**Passage cité**.
_ _ _

Le retour au pouvoir de Donald Trump et l’annonce de nouveaux droits de douane bouleversent encore davantage l’ordre néolibéral qui régit le commerce international depuis les années 1990. Si ces mesures creusent un fossé au sein du camp occidental, elles s’inscrivent pourtant dans une certaine continuité de la politique américaine. Assiste-t-on pour autant à la fin du libre-échange ?
À peine réélu, Trump n’a pas tardé à mettre en place les tarifs douaniers promis lors de sa campagne, ébranlant ainsi un commerce international façonné par les États-Unis eux-mêmes et leurs alliés occidentaux depuis l’avènement du néolibéralisme au début des années 90. En apparence, ses décisions marquent une rupture, tant son style brutal et imprévisible contraste avec celui de ses prédécesseurs. Pourtant, les États-Unis n’ont pas attendu Trump pour brandir la doctrine de « America First ».
Le commerce comme outil de domination
Historiquement, Washington a toujours défendu ses intérêts stratégiques sous différentes formes. Avec l’effondrement du bloc soviétique, les États-Unis se sont imposés comme le leader d’un monde unipolaire, façonnant un multilatéralisme économique conforme aux intérêts occidentaux, et en particulier à ceux de leurs multinationales. Ce cadre néolibéral, présenté comme un modèle universel, a principalement servi à asseoir la domination économique américaine, au bénéfice de ses grandes entreprises.

_ _ _

**Extrait source**.
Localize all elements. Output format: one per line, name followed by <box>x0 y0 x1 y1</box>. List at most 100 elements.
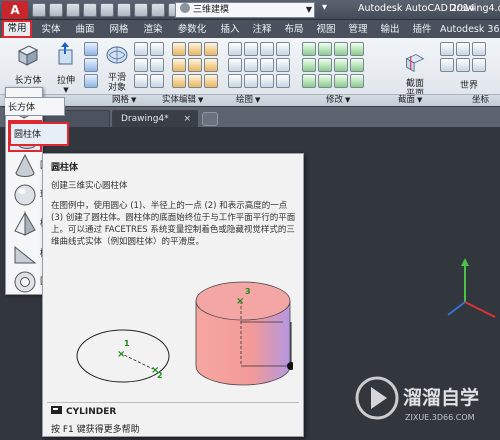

_ _ _

**Consignes**.
- A) Recopiez le passage sur les droits de douane depuis « Le commerce comme » jusqu'à « ses grandes entreprises. », en mettant « la Maison-Blanche » à la place de « Washington ».
- B) D'après le passage sur les droits de douane, depuis quand l'ordre néolibéral régit-il le commerce international ?

**Corrigés**.
- A)
Le commerce comme outil de domination
Historiquement, la Maison-Blanche a toujours défendu ses intérêts stratégiques sous différentes formes. Avec l’effondrement du bloc soviétique, les États-Unis se sont imposés comme le leader d’un monde unipolaire, façonnant un multilatéralisme économique conforme aux intérêts occidentaux, et en particulier à ceux de leurs multinationales. Ce cadre néolibéral, présenté comme un modèle universel, a principalement servi à asseoir la domination économique américaine, au bénéfice de ses grandes entreprises.

- B) Depuis les années 1990.